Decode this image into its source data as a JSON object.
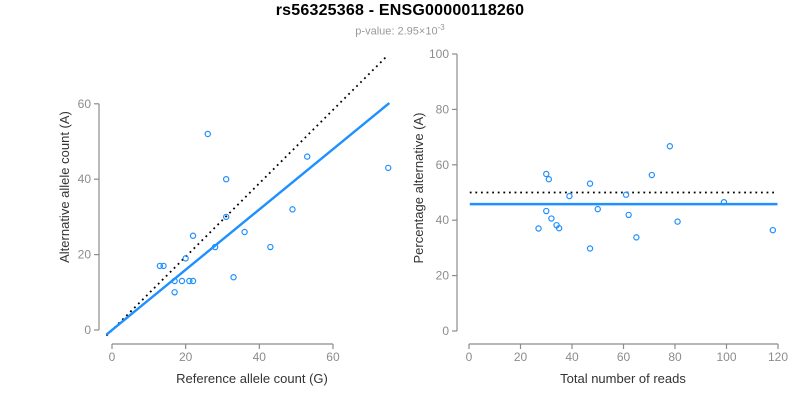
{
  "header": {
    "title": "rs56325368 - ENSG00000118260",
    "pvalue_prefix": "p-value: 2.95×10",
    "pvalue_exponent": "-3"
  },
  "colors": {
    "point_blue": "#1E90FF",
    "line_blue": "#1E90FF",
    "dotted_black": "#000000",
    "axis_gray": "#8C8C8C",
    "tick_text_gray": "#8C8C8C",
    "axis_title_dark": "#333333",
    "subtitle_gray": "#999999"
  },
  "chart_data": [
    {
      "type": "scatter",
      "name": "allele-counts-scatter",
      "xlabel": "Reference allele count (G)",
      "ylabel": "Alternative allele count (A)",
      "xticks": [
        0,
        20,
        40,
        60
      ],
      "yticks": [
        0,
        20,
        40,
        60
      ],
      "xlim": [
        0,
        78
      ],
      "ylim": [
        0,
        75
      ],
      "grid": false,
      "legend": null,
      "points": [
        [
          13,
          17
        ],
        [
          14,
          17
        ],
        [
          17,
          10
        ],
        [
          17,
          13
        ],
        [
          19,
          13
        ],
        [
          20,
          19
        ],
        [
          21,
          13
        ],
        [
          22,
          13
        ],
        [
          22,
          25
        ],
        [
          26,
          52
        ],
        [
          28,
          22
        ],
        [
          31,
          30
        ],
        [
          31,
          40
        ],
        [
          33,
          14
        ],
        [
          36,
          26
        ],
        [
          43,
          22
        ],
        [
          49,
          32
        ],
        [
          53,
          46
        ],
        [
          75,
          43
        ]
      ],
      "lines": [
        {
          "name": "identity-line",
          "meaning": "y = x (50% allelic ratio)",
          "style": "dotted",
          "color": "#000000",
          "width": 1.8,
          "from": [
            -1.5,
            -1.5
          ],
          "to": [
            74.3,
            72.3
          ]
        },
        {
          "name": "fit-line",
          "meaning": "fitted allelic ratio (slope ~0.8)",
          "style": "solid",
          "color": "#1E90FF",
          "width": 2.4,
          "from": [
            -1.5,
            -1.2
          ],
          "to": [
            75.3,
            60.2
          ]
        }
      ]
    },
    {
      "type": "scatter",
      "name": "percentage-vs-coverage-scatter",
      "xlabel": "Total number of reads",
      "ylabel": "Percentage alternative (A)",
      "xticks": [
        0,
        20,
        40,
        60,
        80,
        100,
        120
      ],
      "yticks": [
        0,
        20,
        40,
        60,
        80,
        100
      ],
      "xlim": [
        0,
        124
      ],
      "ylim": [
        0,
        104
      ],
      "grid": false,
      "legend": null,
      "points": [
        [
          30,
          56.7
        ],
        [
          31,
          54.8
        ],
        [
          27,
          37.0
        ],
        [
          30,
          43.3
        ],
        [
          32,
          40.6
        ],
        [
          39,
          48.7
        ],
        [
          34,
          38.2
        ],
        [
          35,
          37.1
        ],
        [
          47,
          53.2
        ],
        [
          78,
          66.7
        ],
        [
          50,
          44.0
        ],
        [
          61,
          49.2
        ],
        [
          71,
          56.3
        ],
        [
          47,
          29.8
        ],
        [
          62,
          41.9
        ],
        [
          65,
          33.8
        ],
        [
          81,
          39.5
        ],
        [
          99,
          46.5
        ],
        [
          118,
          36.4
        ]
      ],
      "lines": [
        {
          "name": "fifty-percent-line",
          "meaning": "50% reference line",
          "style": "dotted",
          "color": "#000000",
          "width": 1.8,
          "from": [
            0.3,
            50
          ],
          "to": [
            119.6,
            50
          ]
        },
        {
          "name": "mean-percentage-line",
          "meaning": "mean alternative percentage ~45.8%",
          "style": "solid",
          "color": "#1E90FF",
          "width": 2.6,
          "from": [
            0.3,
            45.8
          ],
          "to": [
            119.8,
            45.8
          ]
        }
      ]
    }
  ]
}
━━━━━━
Your task is to set down the records shown above exactly, minus any pictures.

Decode this image into its source data as a JSON object.
{
  "header": {
    "title": "rs56325368 - ENSG00000118260",
    "pvalue_prefix": "p-value: 2.95×10",
    "pvalue_exponent": "-3"
  },
  "colors": {
    "point_blue": "#1E90FF",
    "line_blue": "#1E90FF",
    "dotted_black": "#000000",
    "axis_gray": "#8C8C8C",
    "tick_text_gray": "#8C8C8C",
    "axis_title_dark": "#333333",
    "subtitle_gray": "#999999"
  },
  "chart_data": [
    {
      "type": "scatter",
      "name": "allele-counts-scatter",
      "xlabel": "Reference allele count (G)",
      "ylabel": "Alternative allele count (A)",
      "xticks": [
        0,
        20,
        40,
        60
      ],
      "yticks": [
        0,
        20,
        40,
        60
      ],
      "xlim": [
        0,
        78
      ],
      "ylim": [
        0,
        75
      ],
      "grid": false,
      "legend": null,
      "points": [
        [
          13,
          17
        ],
        [
          14,
          17
        ],
        [
          17,
          10
        ],
        [
          17,
          13
        ],
        [
          19,
          13
        ],
        [
          20,
          19
        ],
        [
          21,
          13
        ],
        [
          22,
          13
        ],
        [
          22,
          25
        ],
        [
          26,
          52
        ],
        [
          28,
          22
        ],
        [
          31,
          30
        ],
        [
          31,
          40
        ],
        [
          33,
          14
        ],
        [
          36,
          26
        ],
        [
          43,
          22
        ],
        [
          49,
          32
        ],
        [
          53,
          46
        ],
        [
          75,
          43
        ]
      ],
      "lines": [
        {
          "name": "identity-line",
          "meaning": "y = x (50% allelic ratio)",
          "style": "dotted",
          "color": "#000000",
          "width": 1.8,
          "from": [
            -1.5,
            -1.5
          ],
          "to": [
            74.3,
            72.3
          ]
        },
        {
          "name": "fit-line",
          "meaning": "fitted allelic ratio (slope ~0.8)",
          "style": "solid",
          "color": "#1E90FF",
          "width": 2.4,
          "from": [
            -1.5,
            -1.2
          ],
          "to": [
            75.3,
            60.2
          ]
        }
      ]
    },
    {
      "type": "scatter",
      "name": "percentage-vs-coverage-scatter",
      "xlabel": "Total number of reads",
      "ylabel": "Percentage alternative (A)",
      "xticks": [
        0,
        20,
        40,
        60,
        80,
        100,
        120
      ],
      "yticks": [
        0,
        20,
        40,
        60,
        80,
        100
      ],
      "xlim": [
        0,
        124
      ],
      "ylim": [
        0,
        104
      ],
      "grid": false,
      "legend": null,
      "points": [
        [
          30,
          56.7
        ],
        [
          31,
          54.8
        ],
        [
          27,
          37.0
        ],
        [
          30,
          43.3
        ],
        [
          32,
          40.6
        ],
        [
          39,
          48.7
        ],
        [
          34,
          38.2
        ],
        [
          35,
          37.1
        ],
        [
          47,
          53.2
        ],
        [
          78,
          66.7
        ],
        [
          50,
          44.0
        ],
        [
          61,
          49.2
        ],
        [
          71,
          56.3
        ],
        [
          47,
          29.8
        ],
        [
          62,
          41.9
        ],
        [
          65,
          33.8
        ],
        [
          81,
          39.5
        ],
        [
          99,
          46.5
        ],
        [
          118,
          36.4
        ]
      ],
      "lines": [
        {
          "name": "fifty-percent-line",
          "meaning": "50% reference line",
          "style": "dotted",
          "color": "#000000",
          "width": 1.8,
          "from": [
            0.3,
            50
          ],
          "to": [
            119.6,
            50
          ]
        },
        {
          "name": "mean-percentage-line",
          "meaning": "mean alternative percentage ~45.8%",
          "style": "solid",
          "color": "#1E90FF",
          "width": 2.6,
          "from": [
            0.3,
            45.8
          ],
          "to": [
            119.8,
            45.8
          ]
        }
      ]
    }
  ]
}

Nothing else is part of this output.